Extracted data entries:
▼
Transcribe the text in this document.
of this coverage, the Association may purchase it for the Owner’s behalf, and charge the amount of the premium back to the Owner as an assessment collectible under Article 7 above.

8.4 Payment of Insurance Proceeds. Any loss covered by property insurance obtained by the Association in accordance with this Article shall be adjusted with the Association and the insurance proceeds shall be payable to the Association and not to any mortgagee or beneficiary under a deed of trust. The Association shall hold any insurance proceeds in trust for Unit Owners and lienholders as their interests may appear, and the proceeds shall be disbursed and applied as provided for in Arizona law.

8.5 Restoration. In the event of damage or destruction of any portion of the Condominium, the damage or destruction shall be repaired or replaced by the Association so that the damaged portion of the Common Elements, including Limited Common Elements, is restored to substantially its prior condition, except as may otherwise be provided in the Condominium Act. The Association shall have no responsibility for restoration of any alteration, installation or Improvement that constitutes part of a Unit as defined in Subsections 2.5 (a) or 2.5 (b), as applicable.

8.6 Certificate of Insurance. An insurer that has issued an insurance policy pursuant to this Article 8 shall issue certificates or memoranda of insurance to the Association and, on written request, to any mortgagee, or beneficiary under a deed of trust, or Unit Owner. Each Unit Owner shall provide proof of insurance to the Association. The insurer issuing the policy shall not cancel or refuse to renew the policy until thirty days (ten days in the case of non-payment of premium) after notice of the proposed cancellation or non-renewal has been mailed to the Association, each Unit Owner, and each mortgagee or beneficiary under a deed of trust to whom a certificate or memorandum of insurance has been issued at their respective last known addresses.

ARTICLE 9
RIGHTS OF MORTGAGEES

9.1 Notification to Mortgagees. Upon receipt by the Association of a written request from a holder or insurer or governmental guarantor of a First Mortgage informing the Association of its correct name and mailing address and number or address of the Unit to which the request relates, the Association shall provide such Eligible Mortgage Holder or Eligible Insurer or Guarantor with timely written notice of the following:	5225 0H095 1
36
▲
Written task: Write out the entries above word for word.

Written response:
Transcribe the text in this document.
of this coverage, the Association may purchase it for the Owner’s behalf, and charge the amount of the premium back to the Owner as an assessment collectible under Article 7 above.

8.4 Payment of Insurance Proceeds. Any loss covered by property insurance obtained by the Association in accordance with this Article shall be adjusted with the Association and the insurance proceeds shall be payable to the Association and not to any mortgagee or beneficiary under a deed of trust. The Association shall hold any insurance proceeds in trust for Unit Owners and lienholders as their interests may appear, and the proceeds shall be disbursed and applied as provided for in Arizona law.

8.5 Restoration. In the event of damage or destruction of any portion of the Condominium, the damage or destruction shall be repaired or replaced by the Association so that the damaged portion of the Common Elements, including Limited Common Elements, is restored to substantially its prior condition, except as may otherwise be provided in the Condominium Act. The Association shall have no responsibility for restoration of any alteration, installation or Improvement that constitutes part of a Unit as defined in Subsections 2.5 (a) or 2.5 (b), as applicable.

8.6 Certificate of Insurance. An insurer that has issued an insurance policy pursuant to this Article 8 shall issue certificates or memoranda of insurance to the Association and, on written request, to any mortgagee, or beneficiary under a deed of trust, or Unit Owner. Each Unit Owner shall provide proof of insurance to the Association. The insurer issuing the policy shall not cancel or refuse to renew the policy until thirty days (ten days in the case of non-payment of premium) after notice of the proposed cancellation or non-renewal has been mailed to the Association, each Unit Owner, and each mortgagee or beneficiary under a deed of trust to whom a certificate or memorandum of insurance has been issued at their respective last known addresses.

ARTICLE 9
RIGHTS OF MORTGAGEES

9.1 Notification to Mortgagees. Upon receipt by the Association of a written request from a holder or insurer or governmental guarantor of a First Mortgage informing the Association of its correct name and mailing address and number or address of the Unit to which the request relates, the Association shall provide such Eligible Mortgage Holder or Eligible Insurer or Guarantor with timely written notice of the following:	5225 0H095 1
36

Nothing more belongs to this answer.